++++ Data shown ++++

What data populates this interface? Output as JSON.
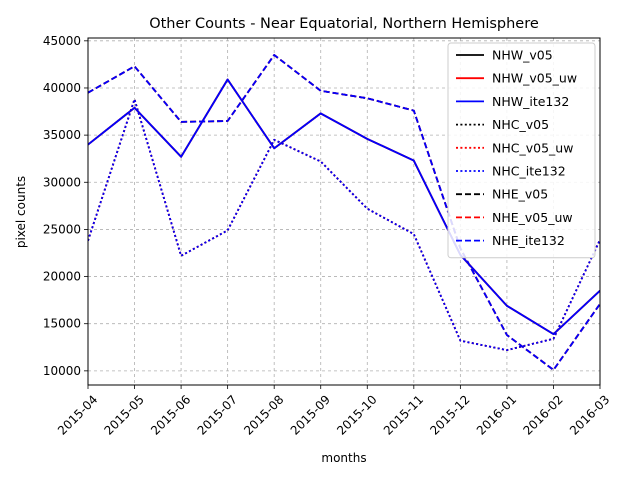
{
  "chart_data": {
    "type": "line",
    "title": "Other Counts - Near Equatorial, Northern Hemisphere",
    "xlabel": "months",
    "ylabel": "pixel counts",
    "x": [
      "2015-04",
      "2015-05",
      "2015-06",
      "2015-07",
      "2015-08",
      "2015-09",
      "2015-10",
      "2015-11",
      "2015-12",
      "2016-01",
      "2016-02",
      "2016-03"
    ],
    "ylim": [
      8500,
      45300
    ],
    "yticks": [
      10000,
      15000,
      20000,
      25000,
      30000,
      35000,
      40000,
      45000
    ],
    "yticklabels": [
      "10000",
      "15000",
      "20000",
      "25000",
      "30000",
      "35000",
      "40000",
      "45000"
    ],
    "grid": true,
    "legend_position": "top-right",
    "series": [
      {
        "name": "NHW_v05",
        "color": "#000000",
        "style": "solid",
        "values": [
          34000,
          37900,
          32700,
          40900,
          33600,
          37300,
          34600,
          32300,
          22300,
          16900,
          13900,
          18500
        ]
      },
      {
        "name": "NHW_v05_uw",
        "color": "#ff0000",
        "style": "solid",
        "values": [
          34000,
          37900,
          32700,
          40900,
          33600,
          37300,
          34600,
          32300,
          22300,
          16900,
          13900,
          18500
        ]
      },
      {
        "name": "NHW_ite132",
        "color": "#0000ff",
        "style": "solid",
        "values": [
          34000,
          37900,
          32700,
          40900,
          33600,
          37300,
          34600,
          32300,
          22300,
          16900,
          13900,
          18500
        ]
      },
      {
        "name": "NHC_v05",
        "color": "#000000",
        "style": "dotted",
        "values": [
          23800,
          38800,
          22200,
          24900,
          34500,
          32200,
          27200,
          24500,
          13200,
          12200,
          13400,
          23900
        ]
      },
      {
        "name": "NHC_v05_uw",
        "color": "#ff0000",
        "style": "dotted",
        "values": [
          23800,
          38800,
          22200,
          24900,
          34500,
          32200,
          27200,
          24500,
          13200,
          12200,
          13400,
          23900
        ]
      },
      {
        "name": "NHC_ite132",
        "color": "#0000ff",
        "style": "dotted",
        "values": [
          23800,
          38800,
          22200,
          24900,
          34500,
          32200,
          27200,
          24500,
          13200,
          12200,
          13400,
          23900
        ]
      },
      {
        "name": "NHE_v05",
        "color": "#000000",
        "style": "dashed",
        "values": [
          39500,
          42300,
          36400,
          36500,
          43500,
          39700,
          38900,
          37600,
          23000,
          13800,
          10100,
          17100
        ]
      },
      {
        "name": "NHE_v05_uw",
        "color": "#ff0000",
        "style": "dashed",
        "values": [
          39500,
          42300,
          36400,
          36500,
          43500,
          39700,
          38900,
          37600,
          23000,
          13800,
          10100,
          17100
        ]
      },
      {
        "name": "NHE_ite132",
        "color": "#0000ff",
        "style": "dashed",
        "values": [
          39500,
          42300,
          36400,
          36500,
          43500,
          39700,
          38900,
          37600,
          23000,
          13800,
          10100,
          17100
        ]
      }
    ]
  }
}
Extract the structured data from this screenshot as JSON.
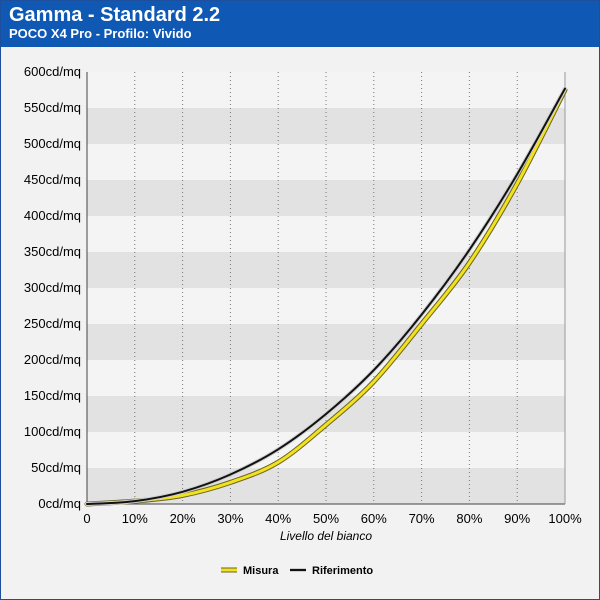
{
  "header": {
    "title": "Gamma - Standard 2.2",
    "subtitle": "POCO X4 Pro - Profilo: Vivido"
  },
  "colors": {
    "header_bg": "#0f58b3",
    "band_dark": "#e2e2e2",
    "band_light": "#f4f4f4",
    "measure": "#f2e21e",
    "reference": "#111111"
  },
  "chart_data": {
    "type": "line",
    "title": "Gamma - Standard 2.2",
    "subtitle": "POCO X4 Pro - Profilo: Vivido",
    "xlabel": "Livello del bianco",
    "ylabel": "",
    "x_tick_labels": [
      "0",
      "10%",
      "20%",
      "30%",
      "40%",
      "50%",
      "60%",
      "70%",
      "80%",
      "90%",
      "100%"
    ],
    "y_tick_labels": [
      "0cd/mq",
      "50cd/mq",
      "100cd/mq",
      "150cd/mq",
      "200cd/mq",
      "250cd/mq",
      "300cd/mq",
      "350cd/mq",
      "400cd/mq",
      "450cd/mq",
      "500cd/mq",
      "550cd/mq",
      "600cd/mq"
    ],
    "xlim": [
      0,
      100
    ],
    "ylim": [
      0,
      600
    ],
    "grid": {
      "vertical": "dotted",
      "horizontal_bands": true
    },
    "legend_position": "bottom-center",
    "x": [
      0,
      10,
      20,
      30,
      40,
      50,
      60,
      70,
      80,
      90,
      100
    ],
    "series": [
      {
        "name": "Misura",
        "values": [
          0,
          4,
          12,
          30,
          58,
          110,
          170,
          250,
          335,
          445,
          575
        ]
      },
      {
        "name": "Riferimento",
        "values": [
          0,
          4,
          17,
          41,
          76,
          125,
          186,
          263,
          353,
          458,
          577
        ]
      }
    ]
  }
}
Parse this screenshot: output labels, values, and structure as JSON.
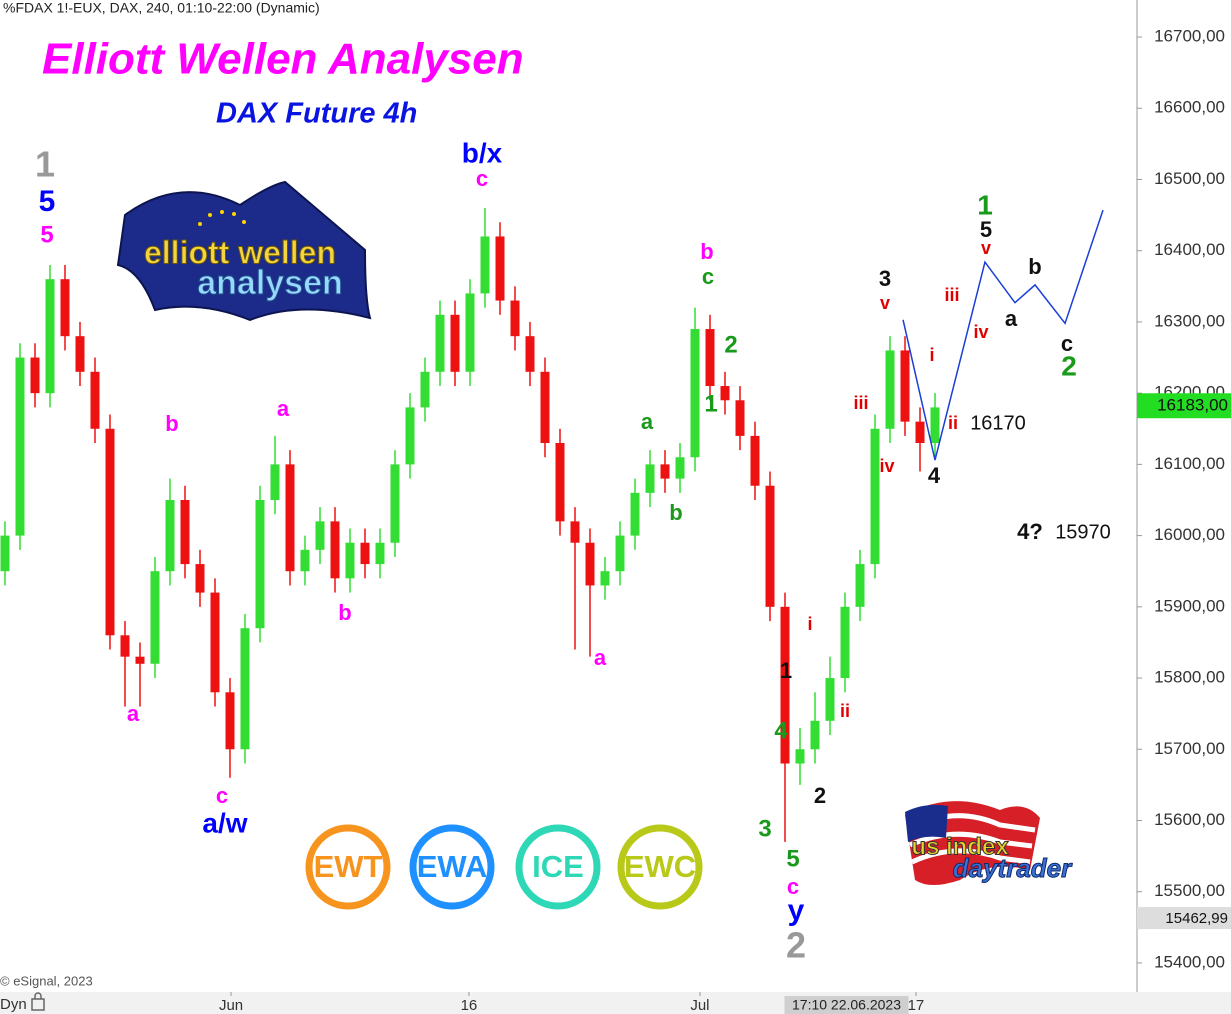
{
  "chart_data": {
    "type": "candlestick",
    "header": "%FDAX 1!-EUX, DAX, 240, 01:10-22:00 (Dynamic)",
    "title": "Elliott Wellen Analysen",
    "subtitle": "DAX Future 4h",
    "copyright": "© eSignal, 2023",
    "corner_label": "Dyn",
    "cursor_label": {
      "value": 56.1,
      "label": "17:10 22.06.2023"
    },
    "up_color": "#33dd33",
    "down_color": "#ee1111",
    "x": [
      0,
      1,
      2,
      3,
      4,
      5,
      6,
      7,
      8,
      9,
      10,
      11,
      12,
      13,
      14,
      15,
      16,
      17,
      18,
      19,
      20,
      21,
      22,
      23,
      24,
      25,
      26,
      27,
      28,
      29,
      30,
      31,
      32,
      33,
      34,
      35,
      36,
      37,
      38,
      39,
      40,
      41,
      42,
      43,
      44,
      45,
      46,
      47,
      48,
      49,
      50,
      51,
      52,
      53,
      54,
      55,
      56,
      57,
      58,
      59,
      60,
      61,
      62
    ],
    "open": [
      15950,
      16000,
      16250,
      16200,
      16360,
      16280,
      16230,
      16150,
      15860,
      15830,
      15820,
      15950,
      16050,
      15960,
      15920,
      15780,
      15700,
      15870,
      16050,
      16100,
      15950,
      15980,
      16020,
      15940,
      15990,
      15960,
      15990,
      16100,
      16180,
      16230,
      16310,
      16230,
      16340,
      16420,
      16330,
      16280,
      16230,
      16130,
      16020,
      15990,
      15930,
      15950,
      16000,
      16060,
      16100,
      16080,
      16110,
      16290,
      16210,
      16190,
      16140,
      16070,
      15900,
      15680,
      15700,
      15740,
      15800,
      15900,
      15960,
      16150,
      16260,
      16160,
      16130
    ],
    "high": [
      16020,
      16270,
      16270,
      16380,
      16380,
      16300,
      16250,
      16170,
      15880,
      15850,
      15970,
      16080,
      16070,
      15980,
      15940,
      15800,
      15890,
      16070,
      16140,
      16120,
      16000,
      16040,
      16040,
      16010,
      16010,
      16010,
      16120,
      16200,
      16250,
      16330,
      16330,
      16360,
      16460,
      16440,
      16350,
      16300,
      16250,
      16150,
      16040,
      16010,
      15970,
      16020,
      16080,
      16120,
      16120,
      16130,
      16320,
      16310,
      16230,
      16210,
      16160,
      16090,
      15920,
      15730,
      15780,
      15830,
      15920,
      15980,
      16170,
      16280,
      16280,
      16180,
      16200
    ],
    "low": [
      15930,
      15980,
      16180,
      16180,
      16260,
      16210,
      16130,
      15840,
      15760,
      15760,
      15800,
      15930,
      15940,
      15900,
      15760,
      15660,
      15680,
      15850,
      16030,
      15930,
      15930,
      15960,
      15920,
      15920,
      15940,
      15940,
      15970,
      16080,
      16160,
      16210,
      16210,
      16210,
      16320,
      16310,
      16260,
      16210,
      16110,
      16000,
      15840,
      15830,
      15910,
      15930,
      15980,
      16040,
      16060,
      16060,
      16090,
      16190,
      16170,
      16120,
      16050,
      15880,
      15570,
      15650,
      15680,
      15720,
      15780,
      15880,
      15940,
      16130,
      16140,
      16090,
      16110
    ],
    "close": [
      16000,
      16250,
      16200,
      16360,
      16280,
      16230,
      16150,
      15860,
      15830,
      15820,
      15950,
      16050,
      15960,
      15920,
      15780,
      15700,
      15870,
      16050,
      16100,
      15950,
      15980,
      16020,
      15940,
      15990,
      15960,
      15990,
      16100,
      16180,
      16230,
      16310,
      16230,
      16340,
      16420,
      16330,
      16280,
      16230,
      16130,
      16020,
      15990,
      15930,
      15950,
      16000,
      16060,
      16100,
      16080,
      16110,
      16290,
      16210,
      16190,
      16140,
      16070,
      15900,
      15680,
      15700,
      15740,
      15800,
      15900,
      15960,
      16150,
      16260,
      16160,
      16130,
      16180
    ],
    "projection": {
      "color": "#1a3fd6",
      "x": [
        59.87,
        62,
        65.33,
        67.33,
        68.67,
        70.67,
        73.2
      ],
      "values": [
        16303,
        16106,
        16384,
        16327,
        16352,
        16298,
        16457
      ]
    },
    "xlim": [
      -0.333,
      75.333
    ],
    "ylim": [
      15362,
      16752
    ],
    "xticks": [
      {
        "value": 15.07,
        "label": "Jun"
      },
      {
        "value": 30.93,
        "label": "16"
      },
      {
        "value": 46.33,
        "label": "Jul"
      },
      {
        "value": 60.73,
        "label": "17"
      }
    ],
    "yticks": [
      {
        "value": 15400,
        "label": "15400,00"
      },
      {
        "value": 15500,
        "label": "15500,00"
      },
      {
        "value": 15600,
        "label": "15600,00"
      },
      {
        "value": 15700,
        "label": "15700,00"
      },
      {
        "value": 15800,
        "label": "15800,00"
      },
      {
        "value": 15900,
        "label": "15900,00"
      },
      {
        "value": 16000,
        "label": "16000,00"
      },
      {
        "value": 16100,
        "label": "16100,00"
      },
      {
        "value": 16200,
        "label": "16200,00"
      },
      {
        "value": 16300,
        "label": "16300,00"
      },
      {
        "value": 16400,
        "label": "16400,00"
      },
      {
        "value": 16500,
        "label": "16500,00"
      },
      {
        "value": 16600,
        "label": "16600,00"
      },
      {
        "value": 16700,
        "label": "16700,00"
      }
    ],
    "price_tags": [
      {
        "value": 16183,
        "label": "16183,00",
        "color": "#22dd22"
      },
      {
        "value": 15462.99,
        "label": "15462,99",
        "color": "#dddddd"
      }
    ],
    "annotations": [
      {
        "text": "1",
        "color": "#999999"
      },
      {
        "text": "5",
        "color": "#0000ff"
      },
      {
        "text": "5",
        "color": "#ff00ff"
      },
      {
        "text": "b/x",
        "color": "#0000ff"
      },
      {
        "text": "c",
        "color": "#ff00ff"
      },
      {
        "text": "b",
        "color": "#ff00ff"
      },
      {
        "text": "a",
        "color": "#ff00ff"
      },
      {
        "text": "a",
        "color": "#ff00ff"
      },
      {
        "text": "b",
        "color": "#ff00ff"
      },
      {
        "text": "c",
        "color": "#ff00ff"
      },
      {
        "text": "a/w",
        "color": "#0000ff"
      },
      {
        "text": "a",
        "color": "#ff00ff"
      },
      {
        "text": "b",
        "color": "#ff00ff"
      },
      {
        "text": "c",
        "color": "#1a9a1a"
      },
      {
        "text": "2",
        "color": "#1a9a1a"
      },
      {
        "text": "1",
        "color": "#1a9a1a"
      },
      {
        "text": "a",
        "color": "#1a9a1a"
      },
      {
        "text": "b",
        "color": "#1a9a1a"
      },
      {
        "text": "1",
        "color": "#111111"
      },
      {
        "text": "4",
        "color": "#1a9a1a"
      },
      {
        "text": "2",
        "color": "#111111"
      },
      {
        "text": "3",
        "color": "#1a9a1a"
      },
      {
        "text": "5",
        "color": "#1a9a1a"
      },
      {
        "text": "c",
        "color": "#ff00ff"
      },
      {
        "text": "y",
        "color": "#0000ff"
      },
      {
        "text": "2",
        "color": "#999999"
      },
      {
        "text": "i",
        "color": "#e00000"
      },
      {
        "text": "ii",
        "color": "#e00000"
      },
      {
        "text": "iii",
        "color": "#e00000"
      },
      {
        "text": "iv",
        "color": "#e00000"
      },
      {
        "text": "3",
        "color": "#111111"
      },
      {
        "text": "v",
        "color": "#e00000"
      },
      {
        "text": "i",
        "color": "#e00000"
      },
      {
        "text": "ii",
        "color": "#e00000"
      },
      {
        "text": "16170",
        "color": "#111111"
      },
      {
        "text": "4",
        "color": "#111111"
      },
      {
        "text": "1",
        "color": "#1a9a1a"
      },
      {
        "text": "5",
        "color": "#111111"
      },
      {
        "text": "v",
        "color": "#e00000"
      },
      {
        "text": "iii",
        "color": "#e00000"
      },
      {
        "text": "iv",
        "color": "#e00000"
      },
      {
        "text": "a",
        "color": "#111111"
      },
      {
        "text": "b",
        "color": "#111111"
      },
      {
        "text": "c",
        "color": "#111111"
      },
      {
        "text": "2",
        "color": "#1a9a1a"
      },
      {
        "text": "4?",
        "color": "#111111"
      },
      {
        "text": "15970",
        "color": "#111111"
      }
    ],
    "logos": {
      "elliott": [
        "elliott wellen",
        "analysen"
      ],
      "badges": [
        {
          "text": "EWT",
          "color": "#f7941d"
        },
        {
          "text": "EWA",
          "color": "#1e90ff"
        },
        {
          "text": "ICE",
          "color": "#2ed8b6"
        },
        {
          "text": "EWC",
          "color": "#b8c919"
        }
      ],
      "usindex": [
        "us index",
        "daytrader"
      ]
    }
  }
}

++++

## Your objective
Report how many lines in the records above contain the word "this", giving only the number.

## Result
3